§ **Task to complete**:
Note how many lines in the entries contain the string "JSON", then give that number and nothing else.

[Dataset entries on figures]

= = = = = = =

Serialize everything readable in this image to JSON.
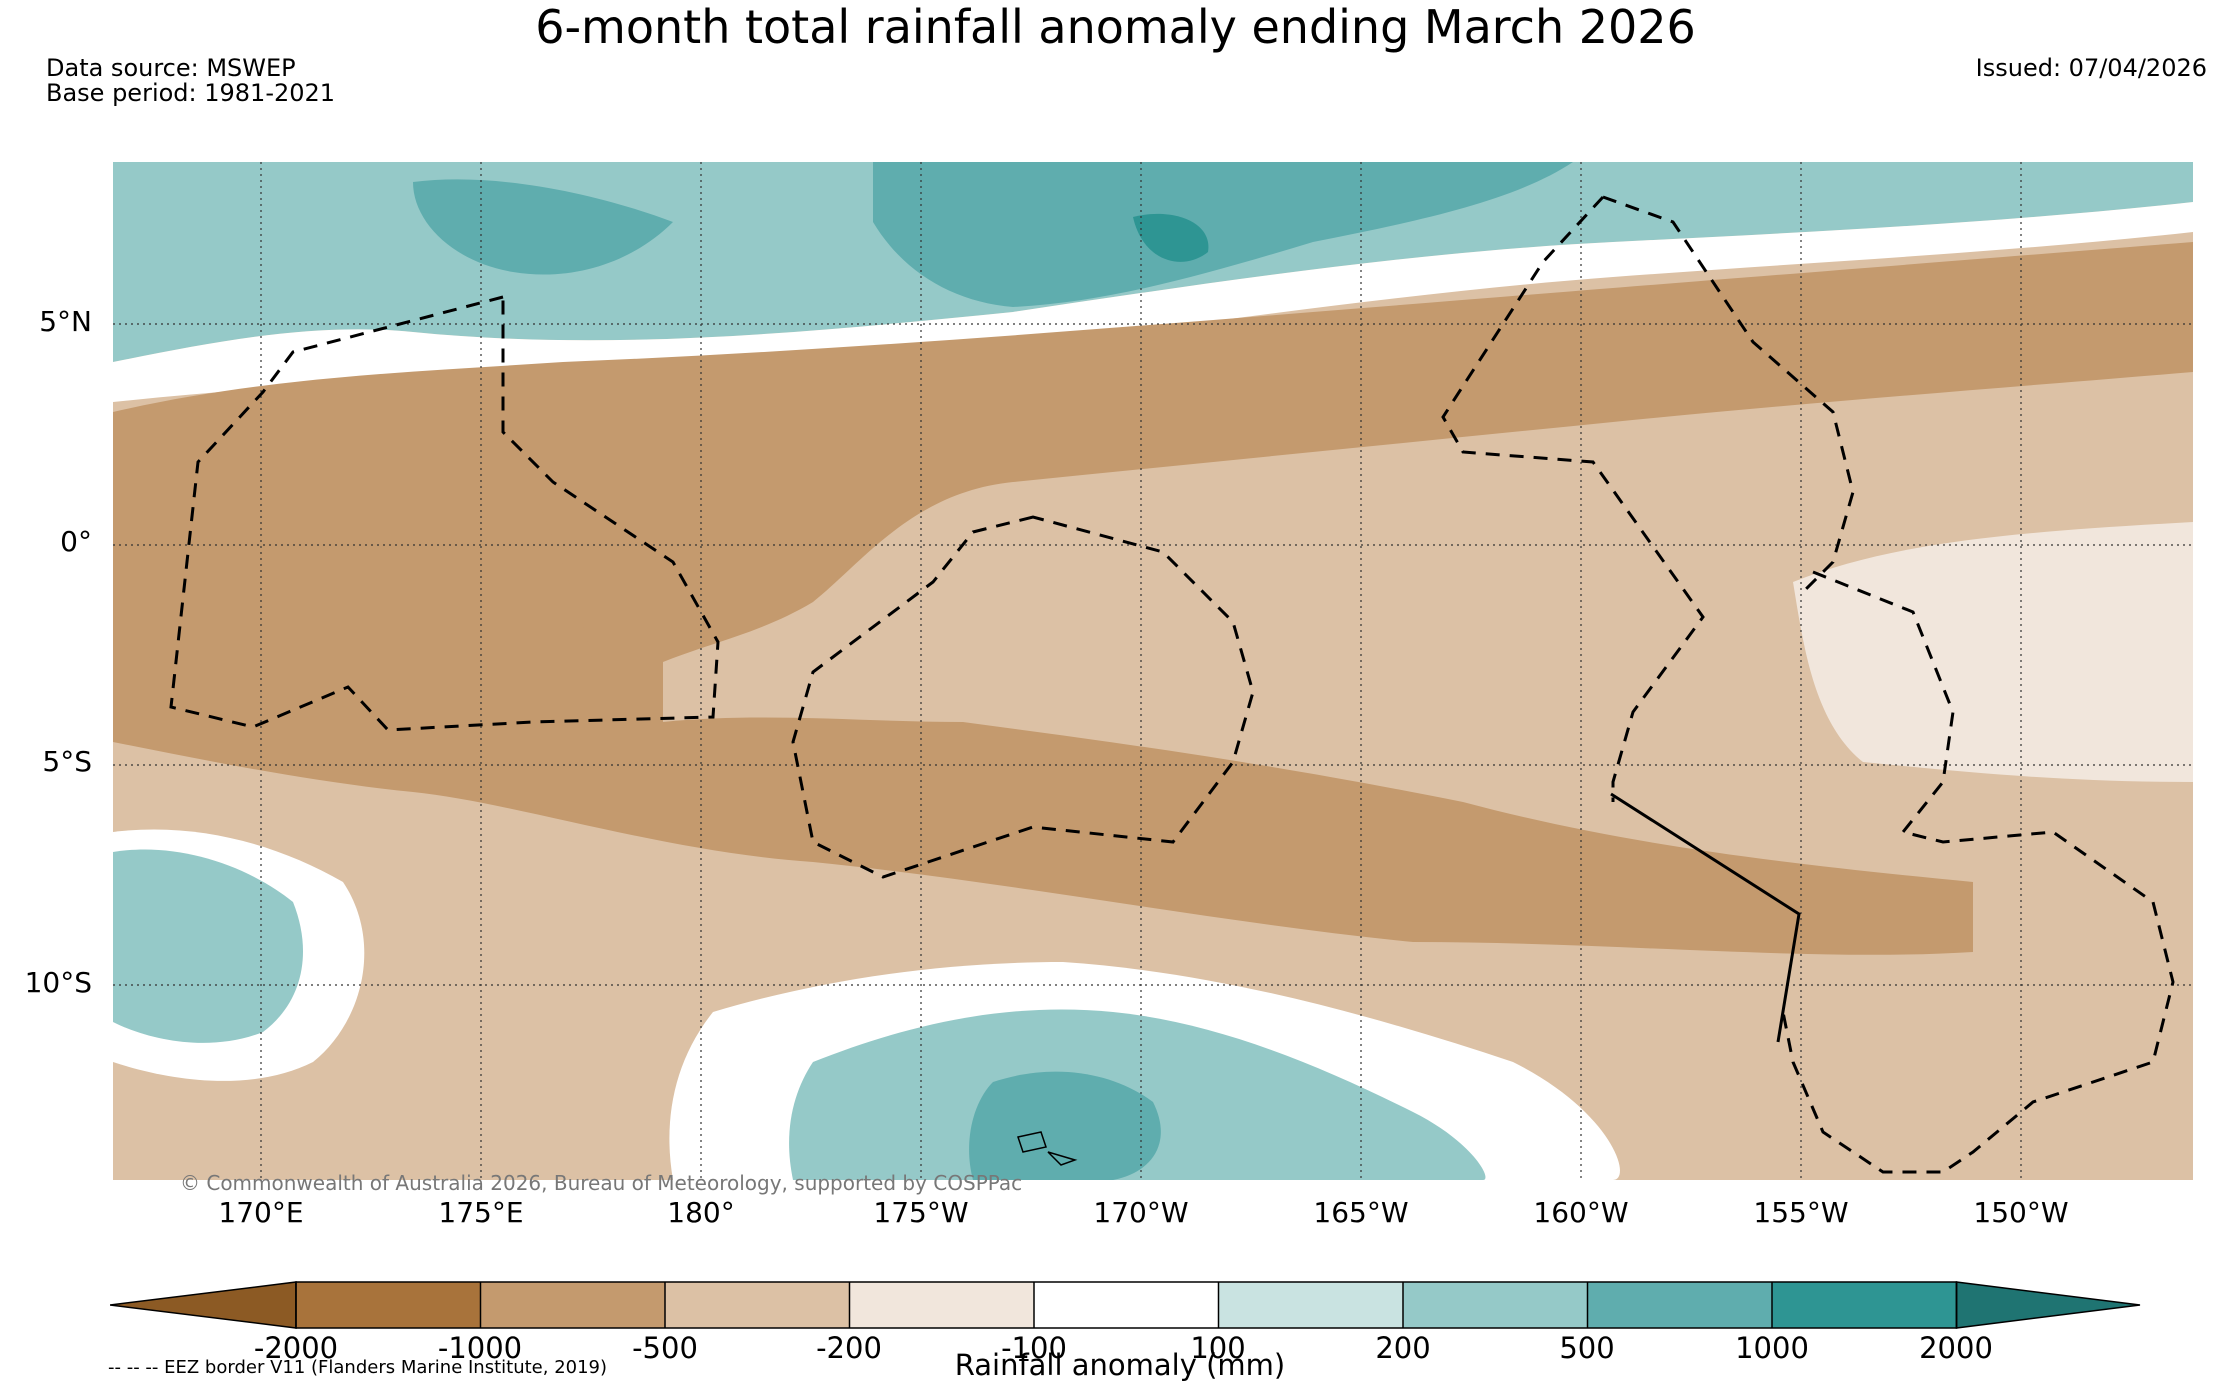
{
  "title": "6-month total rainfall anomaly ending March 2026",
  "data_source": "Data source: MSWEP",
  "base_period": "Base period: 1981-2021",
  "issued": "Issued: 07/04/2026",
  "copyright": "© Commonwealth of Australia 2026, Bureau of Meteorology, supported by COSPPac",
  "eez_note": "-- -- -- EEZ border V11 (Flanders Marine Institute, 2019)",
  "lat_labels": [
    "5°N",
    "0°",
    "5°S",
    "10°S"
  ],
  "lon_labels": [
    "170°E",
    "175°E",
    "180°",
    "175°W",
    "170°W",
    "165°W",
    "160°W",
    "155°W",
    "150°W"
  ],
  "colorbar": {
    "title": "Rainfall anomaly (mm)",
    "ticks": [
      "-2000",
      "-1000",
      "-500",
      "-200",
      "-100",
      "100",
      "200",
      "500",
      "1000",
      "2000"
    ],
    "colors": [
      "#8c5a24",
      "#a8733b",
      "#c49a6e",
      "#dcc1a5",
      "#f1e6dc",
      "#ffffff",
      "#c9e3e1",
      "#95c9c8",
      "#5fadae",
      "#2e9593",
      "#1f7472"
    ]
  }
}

= = = = = = =

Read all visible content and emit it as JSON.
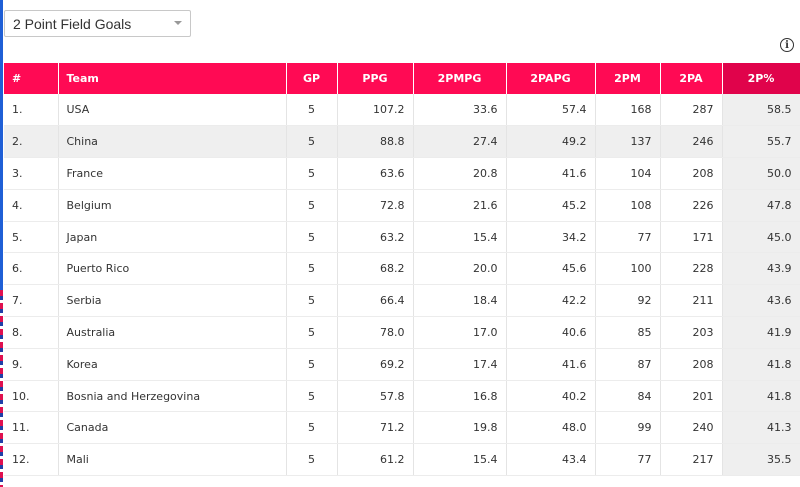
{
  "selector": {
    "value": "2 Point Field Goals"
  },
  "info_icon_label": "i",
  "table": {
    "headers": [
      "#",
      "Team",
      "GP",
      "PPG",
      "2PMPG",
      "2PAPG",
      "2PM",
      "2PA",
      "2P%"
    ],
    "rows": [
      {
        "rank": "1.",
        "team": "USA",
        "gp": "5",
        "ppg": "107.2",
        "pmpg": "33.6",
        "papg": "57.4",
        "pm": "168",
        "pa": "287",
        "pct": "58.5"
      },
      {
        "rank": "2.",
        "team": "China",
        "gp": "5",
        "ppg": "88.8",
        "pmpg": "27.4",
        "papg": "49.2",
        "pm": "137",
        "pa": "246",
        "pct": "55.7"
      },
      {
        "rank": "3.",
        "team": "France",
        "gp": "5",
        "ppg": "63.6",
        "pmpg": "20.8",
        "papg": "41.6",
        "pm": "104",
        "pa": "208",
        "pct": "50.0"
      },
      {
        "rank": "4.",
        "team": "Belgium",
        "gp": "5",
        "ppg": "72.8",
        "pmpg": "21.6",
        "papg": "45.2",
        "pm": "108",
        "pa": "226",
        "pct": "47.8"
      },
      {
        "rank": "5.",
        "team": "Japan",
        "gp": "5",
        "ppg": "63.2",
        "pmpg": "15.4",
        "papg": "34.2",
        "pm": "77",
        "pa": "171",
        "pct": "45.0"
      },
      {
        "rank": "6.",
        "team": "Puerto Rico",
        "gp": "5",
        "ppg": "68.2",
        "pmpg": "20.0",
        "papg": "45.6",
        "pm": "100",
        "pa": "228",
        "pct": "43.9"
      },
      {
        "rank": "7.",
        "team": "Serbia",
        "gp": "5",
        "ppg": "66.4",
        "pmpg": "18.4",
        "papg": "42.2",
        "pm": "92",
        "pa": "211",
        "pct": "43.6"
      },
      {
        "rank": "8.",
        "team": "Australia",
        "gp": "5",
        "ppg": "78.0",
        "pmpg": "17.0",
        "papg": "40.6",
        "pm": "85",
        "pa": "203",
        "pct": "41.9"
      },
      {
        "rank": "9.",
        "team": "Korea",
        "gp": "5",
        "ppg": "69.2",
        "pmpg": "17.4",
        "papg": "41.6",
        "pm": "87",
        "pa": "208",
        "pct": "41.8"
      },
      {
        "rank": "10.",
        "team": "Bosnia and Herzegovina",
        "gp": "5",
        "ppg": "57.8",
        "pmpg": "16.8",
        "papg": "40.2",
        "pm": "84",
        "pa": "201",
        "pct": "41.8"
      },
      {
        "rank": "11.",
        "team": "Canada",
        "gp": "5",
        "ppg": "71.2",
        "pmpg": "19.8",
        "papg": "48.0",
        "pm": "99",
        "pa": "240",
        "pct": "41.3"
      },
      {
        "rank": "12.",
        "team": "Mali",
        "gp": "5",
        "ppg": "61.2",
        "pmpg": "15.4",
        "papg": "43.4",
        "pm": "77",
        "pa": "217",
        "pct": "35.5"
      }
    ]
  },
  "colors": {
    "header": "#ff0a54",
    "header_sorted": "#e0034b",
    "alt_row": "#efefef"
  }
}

= = = = = = =

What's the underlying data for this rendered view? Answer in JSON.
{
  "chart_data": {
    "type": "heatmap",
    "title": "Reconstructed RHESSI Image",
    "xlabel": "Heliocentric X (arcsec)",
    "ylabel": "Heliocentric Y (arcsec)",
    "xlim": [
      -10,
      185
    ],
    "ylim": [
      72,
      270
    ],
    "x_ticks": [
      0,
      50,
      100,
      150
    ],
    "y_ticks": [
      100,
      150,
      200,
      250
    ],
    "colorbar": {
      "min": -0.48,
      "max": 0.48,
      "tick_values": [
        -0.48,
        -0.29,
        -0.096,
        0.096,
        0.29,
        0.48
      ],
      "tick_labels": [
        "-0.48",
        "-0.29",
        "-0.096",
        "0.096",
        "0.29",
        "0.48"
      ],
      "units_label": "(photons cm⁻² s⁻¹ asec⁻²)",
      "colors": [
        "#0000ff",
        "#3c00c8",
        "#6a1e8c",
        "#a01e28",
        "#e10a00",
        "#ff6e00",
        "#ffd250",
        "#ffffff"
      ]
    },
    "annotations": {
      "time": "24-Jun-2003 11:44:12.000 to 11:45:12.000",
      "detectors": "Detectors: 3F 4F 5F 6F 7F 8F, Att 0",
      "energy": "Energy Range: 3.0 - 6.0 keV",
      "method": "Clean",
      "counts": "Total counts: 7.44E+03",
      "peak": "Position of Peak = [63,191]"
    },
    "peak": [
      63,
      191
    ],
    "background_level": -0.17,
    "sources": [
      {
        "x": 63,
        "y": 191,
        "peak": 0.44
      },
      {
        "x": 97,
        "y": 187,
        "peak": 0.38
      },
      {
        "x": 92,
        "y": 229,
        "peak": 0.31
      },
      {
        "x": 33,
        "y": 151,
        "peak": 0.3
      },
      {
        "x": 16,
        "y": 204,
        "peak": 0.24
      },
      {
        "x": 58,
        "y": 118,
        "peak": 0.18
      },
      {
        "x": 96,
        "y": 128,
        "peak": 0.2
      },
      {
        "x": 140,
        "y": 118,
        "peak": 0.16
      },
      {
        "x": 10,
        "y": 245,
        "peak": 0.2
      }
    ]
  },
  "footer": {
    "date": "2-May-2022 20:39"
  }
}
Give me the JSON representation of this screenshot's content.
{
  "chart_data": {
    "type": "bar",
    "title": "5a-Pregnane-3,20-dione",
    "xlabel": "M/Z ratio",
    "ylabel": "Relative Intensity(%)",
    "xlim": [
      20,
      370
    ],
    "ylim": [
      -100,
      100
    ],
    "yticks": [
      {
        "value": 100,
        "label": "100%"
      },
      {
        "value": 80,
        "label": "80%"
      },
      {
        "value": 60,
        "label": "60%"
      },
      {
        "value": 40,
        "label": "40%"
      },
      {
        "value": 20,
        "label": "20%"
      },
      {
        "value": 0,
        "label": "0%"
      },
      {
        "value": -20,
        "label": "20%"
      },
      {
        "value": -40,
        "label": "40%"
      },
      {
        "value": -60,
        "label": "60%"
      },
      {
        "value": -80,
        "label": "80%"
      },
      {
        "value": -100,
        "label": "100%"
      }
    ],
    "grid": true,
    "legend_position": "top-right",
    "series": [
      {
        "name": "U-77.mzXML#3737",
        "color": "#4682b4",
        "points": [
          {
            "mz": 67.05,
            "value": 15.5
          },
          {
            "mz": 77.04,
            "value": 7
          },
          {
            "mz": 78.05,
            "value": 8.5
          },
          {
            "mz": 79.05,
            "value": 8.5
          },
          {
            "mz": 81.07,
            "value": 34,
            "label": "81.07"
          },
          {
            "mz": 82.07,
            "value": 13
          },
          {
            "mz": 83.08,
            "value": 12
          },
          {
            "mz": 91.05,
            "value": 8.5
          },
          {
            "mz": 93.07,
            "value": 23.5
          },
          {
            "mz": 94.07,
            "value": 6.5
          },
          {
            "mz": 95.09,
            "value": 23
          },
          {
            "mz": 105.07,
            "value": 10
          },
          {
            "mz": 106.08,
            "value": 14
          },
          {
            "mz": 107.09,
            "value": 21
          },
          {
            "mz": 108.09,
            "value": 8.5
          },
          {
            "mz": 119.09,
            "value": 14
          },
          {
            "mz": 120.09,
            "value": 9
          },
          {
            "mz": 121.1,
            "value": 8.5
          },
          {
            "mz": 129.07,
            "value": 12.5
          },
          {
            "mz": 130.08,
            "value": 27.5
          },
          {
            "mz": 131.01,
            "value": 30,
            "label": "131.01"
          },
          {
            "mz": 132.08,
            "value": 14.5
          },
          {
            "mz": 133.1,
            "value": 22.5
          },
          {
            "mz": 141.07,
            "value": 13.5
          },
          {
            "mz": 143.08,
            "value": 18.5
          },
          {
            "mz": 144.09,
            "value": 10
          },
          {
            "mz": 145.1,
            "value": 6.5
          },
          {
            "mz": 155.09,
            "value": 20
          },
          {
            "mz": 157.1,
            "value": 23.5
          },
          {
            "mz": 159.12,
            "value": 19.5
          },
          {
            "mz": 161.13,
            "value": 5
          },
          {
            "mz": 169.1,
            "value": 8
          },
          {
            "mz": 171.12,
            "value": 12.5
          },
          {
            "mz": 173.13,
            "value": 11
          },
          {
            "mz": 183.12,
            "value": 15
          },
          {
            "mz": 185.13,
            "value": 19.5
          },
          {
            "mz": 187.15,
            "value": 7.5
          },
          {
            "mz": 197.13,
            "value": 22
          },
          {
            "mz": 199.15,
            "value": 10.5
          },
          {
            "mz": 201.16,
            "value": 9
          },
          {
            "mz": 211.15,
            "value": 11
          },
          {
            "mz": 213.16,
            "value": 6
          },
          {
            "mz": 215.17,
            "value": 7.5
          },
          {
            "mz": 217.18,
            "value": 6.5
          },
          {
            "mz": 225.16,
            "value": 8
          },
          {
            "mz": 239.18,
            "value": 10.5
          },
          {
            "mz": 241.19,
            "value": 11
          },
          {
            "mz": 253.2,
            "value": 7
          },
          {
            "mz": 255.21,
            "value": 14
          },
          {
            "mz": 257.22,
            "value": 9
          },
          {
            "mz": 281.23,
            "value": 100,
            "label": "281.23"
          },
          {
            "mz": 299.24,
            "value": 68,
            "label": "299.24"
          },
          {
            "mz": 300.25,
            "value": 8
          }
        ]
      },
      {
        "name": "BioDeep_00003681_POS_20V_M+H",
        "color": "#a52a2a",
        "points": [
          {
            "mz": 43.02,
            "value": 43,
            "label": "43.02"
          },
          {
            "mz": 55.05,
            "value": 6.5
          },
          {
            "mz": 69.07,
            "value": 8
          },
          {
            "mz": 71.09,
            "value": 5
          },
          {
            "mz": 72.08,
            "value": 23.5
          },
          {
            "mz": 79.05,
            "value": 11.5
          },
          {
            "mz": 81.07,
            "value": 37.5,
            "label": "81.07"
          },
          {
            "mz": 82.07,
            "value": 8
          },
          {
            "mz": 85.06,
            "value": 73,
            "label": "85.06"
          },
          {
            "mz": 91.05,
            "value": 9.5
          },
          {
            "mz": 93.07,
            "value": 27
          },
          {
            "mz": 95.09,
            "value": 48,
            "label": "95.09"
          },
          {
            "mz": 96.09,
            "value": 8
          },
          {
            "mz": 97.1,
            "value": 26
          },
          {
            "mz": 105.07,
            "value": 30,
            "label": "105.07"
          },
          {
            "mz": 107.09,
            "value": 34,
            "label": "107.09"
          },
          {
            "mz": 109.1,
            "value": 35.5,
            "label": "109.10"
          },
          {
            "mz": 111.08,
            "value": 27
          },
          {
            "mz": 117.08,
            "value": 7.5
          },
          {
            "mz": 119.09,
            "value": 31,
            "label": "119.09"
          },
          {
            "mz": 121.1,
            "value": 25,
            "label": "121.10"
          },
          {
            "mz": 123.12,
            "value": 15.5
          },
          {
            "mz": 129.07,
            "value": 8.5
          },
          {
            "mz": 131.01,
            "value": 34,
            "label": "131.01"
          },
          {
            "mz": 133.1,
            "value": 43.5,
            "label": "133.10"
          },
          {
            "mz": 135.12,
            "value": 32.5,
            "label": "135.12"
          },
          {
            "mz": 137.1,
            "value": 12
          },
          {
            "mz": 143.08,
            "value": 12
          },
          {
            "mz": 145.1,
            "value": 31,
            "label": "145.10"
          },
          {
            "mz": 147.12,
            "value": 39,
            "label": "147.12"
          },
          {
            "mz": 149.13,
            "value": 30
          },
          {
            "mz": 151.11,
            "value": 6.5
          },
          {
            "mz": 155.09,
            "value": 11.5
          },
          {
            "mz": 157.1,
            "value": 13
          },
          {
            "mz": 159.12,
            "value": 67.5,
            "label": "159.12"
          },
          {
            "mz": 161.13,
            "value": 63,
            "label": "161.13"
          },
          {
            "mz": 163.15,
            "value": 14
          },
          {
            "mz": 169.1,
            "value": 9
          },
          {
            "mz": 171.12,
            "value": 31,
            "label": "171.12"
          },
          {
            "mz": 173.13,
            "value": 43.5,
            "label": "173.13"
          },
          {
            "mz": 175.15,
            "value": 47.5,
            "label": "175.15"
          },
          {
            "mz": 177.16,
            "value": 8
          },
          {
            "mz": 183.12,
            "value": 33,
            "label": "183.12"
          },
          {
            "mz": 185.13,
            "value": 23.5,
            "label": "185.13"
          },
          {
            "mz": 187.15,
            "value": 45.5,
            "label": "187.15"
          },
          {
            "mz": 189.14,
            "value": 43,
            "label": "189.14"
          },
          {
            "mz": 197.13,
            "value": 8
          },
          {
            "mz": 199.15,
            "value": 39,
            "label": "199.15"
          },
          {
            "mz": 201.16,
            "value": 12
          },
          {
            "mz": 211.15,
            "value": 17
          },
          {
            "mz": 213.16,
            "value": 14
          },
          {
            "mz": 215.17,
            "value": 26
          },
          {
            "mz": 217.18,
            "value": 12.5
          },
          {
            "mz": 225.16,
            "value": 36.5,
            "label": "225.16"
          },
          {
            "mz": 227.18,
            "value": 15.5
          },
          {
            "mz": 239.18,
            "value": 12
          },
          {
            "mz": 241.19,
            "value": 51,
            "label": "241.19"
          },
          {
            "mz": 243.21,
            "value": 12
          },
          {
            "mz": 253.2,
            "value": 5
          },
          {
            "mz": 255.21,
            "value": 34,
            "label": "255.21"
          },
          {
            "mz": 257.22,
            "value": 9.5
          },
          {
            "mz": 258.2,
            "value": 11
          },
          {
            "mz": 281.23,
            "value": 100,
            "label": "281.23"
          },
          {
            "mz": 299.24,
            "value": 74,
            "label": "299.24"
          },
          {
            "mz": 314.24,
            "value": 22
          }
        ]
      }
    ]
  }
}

= = = = = = =

§ **Reply**:
4